Stored data entries:

** begin **

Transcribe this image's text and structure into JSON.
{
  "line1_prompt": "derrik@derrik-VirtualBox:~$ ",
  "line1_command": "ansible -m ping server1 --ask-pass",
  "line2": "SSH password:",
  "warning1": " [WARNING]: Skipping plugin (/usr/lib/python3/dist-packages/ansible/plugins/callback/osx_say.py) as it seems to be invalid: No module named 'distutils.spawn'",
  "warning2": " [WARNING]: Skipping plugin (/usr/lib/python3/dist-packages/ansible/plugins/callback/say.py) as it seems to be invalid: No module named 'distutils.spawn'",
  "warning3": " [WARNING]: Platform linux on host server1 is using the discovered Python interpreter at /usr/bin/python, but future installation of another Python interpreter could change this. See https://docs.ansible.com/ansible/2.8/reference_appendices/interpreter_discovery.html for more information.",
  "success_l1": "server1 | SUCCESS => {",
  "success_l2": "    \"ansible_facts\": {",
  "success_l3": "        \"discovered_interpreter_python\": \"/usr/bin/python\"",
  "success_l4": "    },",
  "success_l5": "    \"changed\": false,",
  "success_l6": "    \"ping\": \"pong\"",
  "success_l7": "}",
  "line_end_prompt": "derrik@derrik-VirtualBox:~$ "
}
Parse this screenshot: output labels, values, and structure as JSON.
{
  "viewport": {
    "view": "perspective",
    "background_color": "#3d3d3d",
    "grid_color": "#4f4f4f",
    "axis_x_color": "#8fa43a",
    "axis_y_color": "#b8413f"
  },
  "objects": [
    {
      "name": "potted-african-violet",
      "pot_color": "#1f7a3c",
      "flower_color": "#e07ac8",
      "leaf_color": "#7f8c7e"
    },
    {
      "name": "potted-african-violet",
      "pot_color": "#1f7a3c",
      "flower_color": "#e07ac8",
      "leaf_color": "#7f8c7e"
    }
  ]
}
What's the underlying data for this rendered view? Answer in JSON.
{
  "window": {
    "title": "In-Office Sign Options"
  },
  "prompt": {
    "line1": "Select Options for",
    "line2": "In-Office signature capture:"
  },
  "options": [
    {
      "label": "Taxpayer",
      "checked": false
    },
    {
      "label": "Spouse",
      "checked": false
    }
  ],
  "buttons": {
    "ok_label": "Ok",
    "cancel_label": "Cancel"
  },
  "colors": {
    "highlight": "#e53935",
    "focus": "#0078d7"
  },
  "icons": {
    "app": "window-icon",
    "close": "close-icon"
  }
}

** end **

■ JOB ■
Repeat word for word every line from the one that holds "Parse this screenshot: output" to the end. Both ends count.

■ RESPONSE ■
Parse this screenshot: output labels, values, and structure as JSON.
{
  "viewport": {
    "view": "perspective",
    "background_color": "#3d3d3d",
    "grid_color": "#4f4f4f",
    "axis_x_color": "#8fa43a",
    "axis_y_color": "#b8413f"
  },
  "objects": [
    {
      "name": "potted-african-violet",
      "pot_color": "#1f7a3c",
      "flower_color": "#e07ac8",
      "leaf_color": "#7f8c7e"
    },
    {
      "name": "potted-african-violet",
      "pot_color": "#1f7a3c",
      "flower_color": "#e07ac8",
      "leaf_color": "#7f8c7e"
    }
  ]
}
What's the underlying data for this rendered view? Answer in JSON.
{
  "window": {
    "title": "In-Office Sign Options"
  },
  "prompt": {
    "line1": "Select Options for",
    "line2": "In-Office signature capture:"
  },
  "options": [
    {
      "label": "Taxpayer",
      "checked": false
    },
    {
      "label": "Spouse",
      "checked": false
    }
  ],
  "buttons": {
    "ok_label": "Ok",
    "cancel_label": "Cancel"
  },
  "colors": {
    "highlight": "#e53935",
    "focus": "#0078d7"
  },
  "icons": {
    "app": "window-icon",
    "close": "close-icon"
  }
}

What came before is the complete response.